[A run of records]
^^^^

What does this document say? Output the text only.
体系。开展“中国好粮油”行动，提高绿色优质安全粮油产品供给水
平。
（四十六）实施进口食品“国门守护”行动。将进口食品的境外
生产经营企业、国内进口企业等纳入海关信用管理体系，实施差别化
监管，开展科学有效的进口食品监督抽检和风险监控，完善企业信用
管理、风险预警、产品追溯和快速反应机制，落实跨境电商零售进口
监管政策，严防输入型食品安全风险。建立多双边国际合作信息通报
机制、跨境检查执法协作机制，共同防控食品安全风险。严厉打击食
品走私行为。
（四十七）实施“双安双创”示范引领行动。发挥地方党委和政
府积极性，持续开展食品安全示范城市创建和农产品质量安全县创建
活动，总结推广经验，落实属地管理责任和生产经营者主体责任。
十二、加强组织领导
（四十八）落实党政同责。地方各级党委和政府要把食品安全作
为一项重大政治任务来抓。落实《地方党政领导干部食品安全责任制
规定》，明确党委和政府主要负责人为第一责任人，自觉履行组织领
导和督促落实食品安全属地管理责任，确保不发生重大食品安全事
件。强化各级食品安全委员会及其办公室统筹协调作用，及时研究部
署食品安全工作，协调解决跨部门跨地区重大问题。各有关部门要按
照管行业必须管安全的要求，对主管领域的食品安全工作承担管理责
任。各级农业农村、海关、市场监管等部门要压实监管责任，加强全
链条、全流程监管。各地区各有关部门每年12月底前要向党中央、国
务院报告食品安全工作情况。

^^^^

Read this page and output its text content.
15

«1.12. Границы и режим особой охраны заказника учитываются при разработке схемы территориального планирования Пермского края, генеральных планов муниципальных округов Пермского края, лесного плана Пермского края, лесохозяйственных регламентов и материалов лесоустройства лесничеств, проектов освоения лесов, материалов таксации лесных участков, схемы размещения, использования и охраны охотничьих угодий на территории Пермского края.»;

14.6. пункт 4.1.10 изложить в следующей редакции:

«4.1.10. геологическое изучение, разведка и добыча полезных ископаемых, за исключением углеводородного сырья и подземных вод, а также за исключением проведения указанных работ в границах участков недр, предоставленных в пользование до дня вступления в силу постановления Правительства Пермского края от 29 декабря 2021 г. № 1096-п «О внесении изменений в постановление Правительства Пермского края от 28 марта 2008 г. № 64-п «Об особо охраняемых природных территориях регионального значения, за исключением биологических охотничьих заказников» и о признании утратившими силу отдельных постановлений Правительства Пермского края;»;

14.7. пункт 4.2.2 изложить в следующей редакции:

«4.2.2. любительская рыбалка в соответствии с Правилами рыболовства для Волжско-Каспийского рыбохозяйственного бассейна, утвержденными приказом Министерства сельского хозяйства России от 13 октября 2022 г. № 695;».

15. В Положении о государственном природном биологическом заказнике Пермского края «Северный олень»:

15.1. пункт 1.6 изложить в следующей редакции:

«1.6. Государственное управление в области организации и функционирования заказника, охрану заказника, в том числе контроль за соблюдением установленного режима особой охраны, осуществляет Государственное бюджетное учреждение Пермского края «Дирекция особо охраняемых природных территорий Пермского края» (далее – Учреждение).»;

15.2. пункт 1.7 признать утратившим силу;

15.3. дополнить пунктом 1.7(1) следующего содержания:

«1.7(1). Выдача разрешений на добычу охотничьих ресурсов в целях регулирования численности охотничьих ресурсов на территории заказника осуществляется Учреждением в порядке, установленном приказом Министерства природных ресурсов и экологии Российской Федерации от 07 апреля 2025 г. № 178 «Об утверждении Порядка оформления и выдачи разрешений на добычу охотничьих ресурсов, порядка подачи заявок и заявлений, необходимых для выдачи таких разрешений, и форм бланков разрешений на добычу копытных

^^^^

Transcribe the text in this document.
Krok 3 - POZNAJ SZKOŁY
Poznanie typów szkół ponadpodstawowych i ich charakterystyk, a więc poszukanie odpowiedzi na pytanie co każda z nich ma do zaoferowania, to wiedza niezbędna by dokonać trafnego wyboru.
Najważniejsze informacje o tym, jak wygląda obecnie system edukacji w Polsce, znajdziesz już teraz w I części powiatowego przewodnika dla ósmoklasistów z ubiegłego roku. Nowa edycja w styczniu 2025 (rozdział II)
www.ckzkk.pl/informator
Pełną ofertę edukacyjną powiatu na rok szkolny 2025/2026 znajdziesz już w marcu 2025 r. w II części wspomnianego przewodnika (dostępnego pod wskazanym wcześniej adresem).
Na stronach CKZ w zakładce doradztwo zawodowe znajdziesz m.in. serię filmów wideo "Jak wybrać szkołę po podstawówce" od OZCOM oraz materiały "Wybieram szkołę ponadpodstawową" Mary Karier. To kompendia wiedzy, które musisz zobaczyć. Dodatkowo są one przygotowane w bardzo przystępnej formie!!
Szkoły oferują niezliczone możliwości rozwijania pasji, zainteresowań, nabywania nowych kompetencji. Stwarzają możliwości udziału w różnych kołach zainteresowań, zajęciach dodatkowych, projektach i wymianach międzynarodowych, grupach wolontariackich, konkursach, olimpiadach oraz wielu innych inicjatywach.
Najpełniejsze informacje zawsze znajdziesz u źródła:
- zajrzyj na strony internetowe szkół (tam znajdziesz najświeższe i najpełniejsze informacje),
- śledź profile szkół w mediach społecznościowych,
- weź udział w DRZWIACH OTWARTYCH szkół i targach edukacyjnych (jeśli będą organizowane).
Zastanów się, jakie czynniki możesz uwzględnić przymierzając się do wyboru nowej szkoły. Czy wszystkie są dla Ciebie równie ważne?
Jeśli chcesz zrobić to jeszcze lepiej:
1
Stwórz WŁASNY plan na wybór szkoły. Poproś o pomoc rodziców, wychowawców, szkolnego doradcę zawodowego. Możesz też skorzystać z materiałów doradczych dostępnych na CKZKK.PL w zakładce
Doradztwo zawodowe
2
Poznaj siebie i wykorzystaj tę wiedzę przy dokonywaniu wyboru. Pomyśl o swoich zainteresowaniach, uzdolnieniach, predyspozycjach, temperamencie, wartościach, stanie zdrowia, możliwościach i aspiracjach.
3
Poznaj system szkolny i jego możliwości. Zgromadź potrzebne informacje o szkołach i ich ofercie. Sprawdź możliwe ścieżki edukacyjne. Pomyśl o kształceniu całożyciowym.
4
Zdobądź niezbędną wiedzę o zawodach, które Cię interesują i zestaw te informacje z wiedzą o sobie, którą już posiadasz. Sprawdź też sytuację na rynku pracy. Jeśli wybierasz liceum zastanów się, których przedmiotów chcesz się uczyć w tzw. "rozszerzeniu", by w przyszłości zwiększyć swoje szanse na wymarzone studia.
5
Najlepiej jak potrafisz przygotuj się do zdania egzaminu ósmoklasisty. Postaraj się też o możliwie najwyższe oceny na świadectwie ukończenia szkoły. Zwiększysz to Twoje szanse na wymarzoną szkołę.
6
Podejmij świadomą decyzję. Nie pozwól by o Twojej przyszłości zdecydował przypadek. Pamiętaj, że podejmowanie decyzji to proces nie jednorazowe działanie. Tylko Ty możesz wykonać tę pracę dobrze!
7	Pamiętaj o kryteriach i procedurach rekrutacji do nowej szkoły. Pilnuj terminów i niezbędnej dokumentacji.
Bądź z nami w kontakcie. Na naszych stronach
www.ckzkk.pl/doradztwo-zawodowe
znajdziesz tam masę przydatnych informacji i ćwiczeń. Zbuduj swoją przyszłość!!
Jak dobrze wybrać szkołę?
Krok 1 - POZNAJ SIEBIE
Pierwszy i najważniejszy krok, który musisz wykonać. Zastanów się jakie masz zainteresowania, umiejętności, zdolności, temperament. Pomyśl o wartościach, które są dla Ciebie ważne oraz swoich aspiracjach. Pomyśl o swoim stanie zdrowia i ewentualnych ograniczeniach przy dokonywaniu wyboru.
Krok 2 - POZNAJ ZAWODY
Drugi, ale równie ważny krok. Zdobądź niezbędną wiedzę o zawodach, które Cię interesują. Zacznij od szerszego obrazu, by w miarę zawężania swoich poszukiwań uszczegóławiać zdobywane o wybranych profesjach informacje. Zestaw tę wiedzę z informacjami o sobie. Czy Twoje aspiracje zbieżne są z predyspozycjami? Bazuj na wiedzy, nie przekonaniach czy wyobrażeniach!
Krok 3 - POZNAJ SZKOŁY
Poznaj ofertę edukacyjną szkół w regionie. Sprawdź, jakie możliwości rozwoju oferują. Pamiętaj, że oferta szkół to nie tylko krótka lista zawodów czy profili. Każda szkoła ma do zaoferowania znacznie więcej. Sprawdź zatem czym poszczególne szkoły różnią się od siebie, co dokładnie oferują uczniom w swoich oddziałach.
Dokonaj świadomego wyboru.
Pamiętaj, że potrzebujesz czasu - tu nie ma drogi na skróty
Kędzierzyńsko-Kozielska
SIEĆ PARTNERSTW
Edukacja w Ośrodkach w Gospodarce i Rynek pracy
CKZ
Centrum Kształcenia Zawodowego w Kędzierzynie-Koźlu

^^^^

| To be done |
Track down every line of the material containing the string "Zdobądź", and copy it.

| Written response |
Zdobądź niezbędną wiedzę o zawodach, które Cię interesują i zestaw te informacje z wiedzą o sobie, którą już posiadasz. Sprawdź też sytuację na rynku pracy. Jeśli wybierasz liceum zastanów się, których przedmiotów chcesz się uczyć w tzw. "rozszerzeniu", by w przyszłości zwiększyć swoje szanse na wymarzone studia.
Drugi, ale równie ważny krok. Zdobądź niezbędną wiedzę o zawodach, które Cię interesują. Zacznij od szerszego obrazu, by w miarę zawężania swoich poszukiwań uszczegóławiać zdobywane o wybranych profesjach informacje. Zestaw tę wiedzę z informacjami o sobie. Czy Twoje aspiracje zbieżne są z predyspozycjami? Bazuj na wiedzy, nie przekonaniach czy wyobrażeniach!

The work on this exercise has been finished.